Using the data below, repeat all of it precisely.

━━ Record set

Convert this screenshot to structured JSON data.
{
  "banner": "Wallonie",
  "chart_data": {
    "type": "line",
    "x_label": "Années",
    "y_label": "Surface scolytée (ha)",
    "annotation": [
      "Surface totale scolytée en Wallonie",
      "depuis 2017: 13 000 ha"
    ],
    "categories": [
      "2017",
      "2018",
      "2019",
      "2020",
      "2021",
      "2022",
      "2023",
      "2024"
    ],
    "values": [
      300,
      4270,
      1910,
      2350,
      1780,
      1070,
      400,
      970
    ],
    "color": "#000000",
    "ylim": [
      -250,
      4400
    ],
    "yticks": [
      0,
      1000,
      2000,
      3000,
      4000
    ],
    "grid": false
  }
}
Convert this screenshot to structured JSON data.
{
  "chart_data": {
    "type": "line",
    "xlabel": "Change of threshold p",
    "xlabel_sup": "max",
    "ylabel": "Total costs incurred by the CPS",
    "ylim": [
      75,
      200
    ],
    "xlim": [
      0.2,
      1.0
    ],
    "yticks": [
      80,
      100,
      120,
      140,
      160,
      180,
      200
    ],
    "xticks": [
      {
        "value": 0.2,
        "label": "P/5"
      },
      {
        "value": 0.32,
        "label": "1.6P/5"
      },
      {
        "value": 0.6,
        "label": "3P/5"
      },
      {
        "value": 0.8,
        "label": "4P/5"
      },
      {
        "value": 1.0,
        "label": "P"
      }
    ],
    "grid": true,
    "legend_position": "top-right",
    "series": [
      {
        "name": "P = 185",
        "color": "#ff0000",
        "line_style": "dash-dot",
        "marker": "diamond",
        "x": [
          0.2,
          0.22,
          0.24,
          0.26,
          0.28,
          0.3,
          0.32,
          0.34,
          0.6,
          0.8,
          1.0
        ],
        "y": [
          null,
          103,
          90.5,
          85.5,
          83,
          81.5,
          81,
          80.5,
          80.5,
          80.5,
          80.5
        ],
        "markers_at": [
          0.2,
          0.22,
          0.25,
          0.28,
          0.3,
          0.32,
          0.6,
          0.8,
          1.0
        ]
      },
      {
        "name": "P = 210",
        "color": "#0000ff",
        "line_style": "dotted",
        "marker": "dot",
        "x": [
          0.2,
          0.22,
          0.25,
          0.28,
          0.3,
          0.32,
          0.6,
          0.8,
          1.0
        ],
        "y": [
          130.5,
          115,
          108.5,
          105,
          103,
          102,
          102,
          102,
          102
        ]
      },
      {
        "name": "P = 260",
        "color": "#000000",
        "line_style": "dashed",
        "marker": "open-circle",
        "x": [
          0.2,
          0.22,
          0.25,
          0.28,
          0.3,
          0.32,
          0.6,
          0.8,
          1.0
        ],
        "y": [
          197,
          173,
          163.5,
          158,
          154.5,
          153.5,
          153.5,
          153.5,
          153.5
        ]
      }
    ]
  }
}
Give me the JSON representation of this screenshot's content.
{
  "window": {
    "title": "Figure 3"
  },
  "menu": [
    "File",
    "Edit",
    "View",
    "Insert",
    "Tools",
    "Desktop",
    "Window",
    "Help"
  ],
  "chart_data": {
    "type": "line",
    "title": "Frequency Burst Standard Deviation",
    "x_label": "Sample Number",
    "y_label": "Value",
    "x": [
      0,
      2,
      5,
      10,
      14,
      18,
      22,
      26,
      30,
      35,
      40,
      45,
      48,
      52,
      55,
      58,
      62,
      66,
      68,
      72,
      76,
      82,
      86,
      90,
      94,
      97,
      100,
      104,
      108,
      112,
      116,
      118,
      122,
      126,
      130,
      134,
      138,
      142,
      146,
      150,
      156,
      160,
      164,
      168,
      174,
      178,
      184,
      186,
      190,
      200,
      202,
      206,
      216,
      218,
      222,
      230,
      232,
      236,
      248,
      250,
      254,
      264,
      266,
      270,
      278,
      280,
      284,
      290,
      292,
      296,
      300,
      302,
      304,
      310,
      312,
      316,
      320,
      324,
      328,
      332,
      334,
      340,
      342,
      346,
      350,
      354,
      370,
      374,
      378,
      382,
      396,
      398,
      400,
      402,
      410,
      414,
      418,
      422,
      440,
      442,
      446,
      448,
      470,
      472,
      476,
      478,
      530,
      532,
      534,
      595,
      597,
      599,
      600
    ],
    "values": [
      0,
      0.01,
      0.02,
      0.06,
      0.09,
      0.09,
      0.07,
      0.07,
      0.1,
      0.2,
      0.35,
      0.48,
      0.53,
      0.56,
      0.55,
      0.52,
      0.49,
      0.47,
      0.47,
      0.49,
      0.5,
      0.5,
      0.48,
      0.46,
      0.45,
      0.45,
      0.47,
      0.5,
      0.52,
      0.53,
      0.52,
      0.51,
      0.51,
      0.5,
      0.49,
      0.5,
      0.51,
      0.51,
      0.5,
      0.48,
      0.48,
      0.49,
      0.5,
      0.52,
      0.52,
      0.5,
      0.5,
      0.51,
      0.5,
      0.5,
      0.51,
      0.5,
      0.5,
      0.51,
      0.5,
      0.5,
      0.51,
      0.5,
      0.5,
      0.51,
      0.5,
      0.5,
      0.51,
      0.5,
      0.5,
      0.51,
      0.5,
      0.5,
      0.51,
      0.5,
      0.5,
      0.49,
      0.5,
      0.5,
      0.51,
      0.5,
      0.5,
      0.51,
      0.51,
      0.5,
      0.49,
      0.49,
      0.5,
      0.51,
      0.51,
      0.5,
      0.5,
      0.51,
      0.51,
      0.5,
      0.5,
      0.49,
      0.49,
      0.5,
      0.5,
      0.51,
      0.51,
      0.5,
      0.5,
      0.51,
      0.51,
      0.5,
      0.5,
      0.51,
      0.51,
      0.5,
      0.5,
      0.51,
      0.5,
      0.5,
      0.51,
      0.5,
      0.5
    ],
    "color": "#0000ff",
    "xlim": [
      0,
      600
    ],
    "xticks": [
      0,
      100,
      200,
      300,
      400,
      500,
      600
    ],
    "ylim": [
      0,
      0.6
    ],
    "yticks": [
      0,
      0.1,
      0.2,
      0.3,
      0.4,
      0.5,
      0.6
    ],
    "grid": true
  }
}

━━━━

Response to the exercise:
Convert this screenshot to structured JSON data.
{
  "banner": "Wallonie",
  "chart_data": {
    "type": "line",
    "x_label": "Années",
    "y_label": "Surface scolytée (ha)",
    "annotation": [
      "Surface totale scolytée en Wallonie",
      "depuis 2017: 13 000 ha"
    ],
    "categories": [
      "2017",
      "2018",
      "2019",
      "2020",
      "2021",
      "2022",
      "2023",
      "2024"
    ],
    "values": [
      300,
      4270,
      1910,
      2350,
      1780,
      1070,
      400,
      970
    ],
    "color": "#000000",
    "ylim": [
      -250,
      4400
    ],
    "yticks": [
      0,
      1000,
      2000,
      3000,
      4000
    ],
    "grid": false
  }
}
Convert this screenshot to structured JSON data.
{
  "chart_data": {
    "type": "line",
    "xlabel": "Change of threshold p",
    "xlabel_sup": "max",
    "ylabel": "Total costs incurred by the CPS",
    "ylim": [
      75,
      200
    ],
    "xlim": [
      0.2,
      1.0
    ],
    "yticks": [
      80,
      100,
      120,
      140,
      160,
      180,
      200
    ],
    "xticks": [
      {
        "value": 0.2,
        "label": "P/5"
      },
      {
        "value": 0.32,
        "label": "1.6P/5"
      },
      {
        "value": 0.6,
        "label": "3P/5"
      },
      {
        "value": 0.8,
        "label": "4P/5"
      },
      {
        "value": 1.0,
        "label": "P"
      }
    ],
    "grid": true,
    "legend_position": "top-right",
    "series": [
      {
        "name": "P = 185",
        "color": "#ff0000",
        "line_style": "dash-dot",
        "marker": "diamond",
        "x": [
          0.2,
          0.22,
          0.24,
          0.26,
          0.28,
          0.3,
          0.32,
          0.34,
          0.6,
          0.8,
          1.0
        ],
        "y": [
          null,
          103,
          90.5,
          85.5,
          83,
          81.5,
          81,
          80.5,
          80.5,
          80.5,
          80.5
        ],
        "markers_at": [
          0.2,
          0.22,
          0.25,
          0.28,
          0.3,
          0.32,
          0.6,
          0.8,
          1.0
        ]
      },
      {
        "name": "P = 210",
        "color": "#0000ff",
        "line_style": "dotted",
        "marker": "dot",
        "x": [
          0.2,
          0.22,
          0.25,
          0.28,
          0.3,
          0.32,
          0.6,
          0.8,
          1.0
        ],
        "y": [
          130.5,
          115,
          108.5,
          105,
          103,
          102,
          102,
          102,
          102
        ]
      },
      {
        "name": "P = 260",
        "color": "#000000",
        "line_style": "dashed",
        "marker": "open-circle",
        "x": [
          0.2,
          0.22,
          0.25,
          0.28,
          0.3,
          0.32,
          0.6,
          0.8,
          1.0
        ],
        "y": [
          197,
          173,
          163.5,
          158,
          154.5,
          153.5,
          153.5,
          153.5,
          153.5
        ]
      }
    ]
  }
}
Give me the JSON representation of this screenshot's content.
{
  "window": {
    "title": "Figure 3"
  },
  "menu": [
    "File",
    "Edit",
    "View",
    "Insert",
    "Tools",
    "Desktop",
    "Window",
    "Help"
  ],
  "chart_data": {
    "type": "line",
    "title": "Frequency Burst Standard Deviation",
    "x_label": "Sample Number",
    "y_label": "Value",
    "x": [
      0,
      2,
      5,
      10,
      14,
      18,
      22,
      26,
      30,
      35,
      40,
      45,
      48,
      52,
      55,
      58,
      62,
      66,
      68,
      72,
      76,
      82,
      86,
      90,
      94,
      97,
      100,
      104,
      108,
      112,
      116,
      118,
      122,
      126,
      130,
      134,
      138,
      142,
      146,
      150,
      156,
      160,
      164,
      168,
      174,
      178,
      184,
      186,
      190,
      200,
      202,
      206,
      216,
      218,
      222,
      230,
      232,
      236,
      248,
      250,
      254,
      264,
      266,
      270,
      278,
      280,
      284,
      290,
      292,
      296,
      300,
      302,
      304,
      310,
      312,
      316,
      320,
      324,
      328,
      332,
      334,
      340,
      342,
      346,
      350,
      354,
      370,
      374,
      378,
      382,
      396,
      398,
      400,
      402,
      410,
      414,
      418,
      422,
      440,
      442,
      446,
      448,
      470,
      472,
      476,
      478,
      530,
      532,
      534,
      595,
      597,
      599,
      600
    ],
    "values": [
      0,
      0.01,
      0.02,
      0.06,
      0.09,
      0.09,
      0.07,
      0.07,
      0.1,
      0.2,
      0.35,
      0.48,
      0.53,
      0.56,
      0.55,
      0.52,
      0.49,
      0.47,
      0.47,
      0.49,
      0.5,
      0.5,
      0.48,
      0.46,
      0.45,
      0.45,
      0.47,
      0.5,
      0.52,
      0.53,
      0.52,
      0.51,
      0.51,
      0.5,
      0.49,
      0.5,
      0.51,
      0.51,
      0.5,
      0.48,
      0.48,
      0.49,
      0.5,
      0.52,
      0.52,
      0.5,
      0.5,
      0.51,
      0.5,
      0.5,
      0.51,
      0.5,
      0.5,
      0.51,
      0.5,
      0.5,
      0.51,
      0.5,
      0.5,
      0.51,
      0.5,
      0.5,
      0.51,
      0.5,
      0.5,
      0.51,
      0.5,
      0.5,
      0.51,
      0.5,
      0.5,
      0.49,
      0.5,
      0.5,
      0.51,
      0.5,
      0.5,
      0.51,
      0.51,
      0.5,
      0.49,
      0.49,
      0.5,
      0.51,
      0.51,
      0.5,
      0.5,
      0.51,
      0.51,
      0.5,
      0.5,
      0.49,
      0.49,
      0.5,
      0.5,
      0.51,
      0.51,
      0.5,
      0.5,
      0.51,
      0.51,
      0.5,
      0.5,
      0.51,
      0.51,
      0.5,
      0.5,
      0.51,
      0.5,
      0.5,
      0.51,
      0.5,
      0.5
    ],
    "color": "#0000ff",
    "xlim": [
      0,
      600
    ],
    "xticks": [
      0,
      100,
      200,
      300,
      400,
      500,
      600
    ],
    "ylim": [
      0,
      0.6
    ],
    "yticks": [
      0,
      0.1,
      0.2,
      0.3,
      0.4,
      0.5,
      0.6
    ],
    "grid": true
  }
}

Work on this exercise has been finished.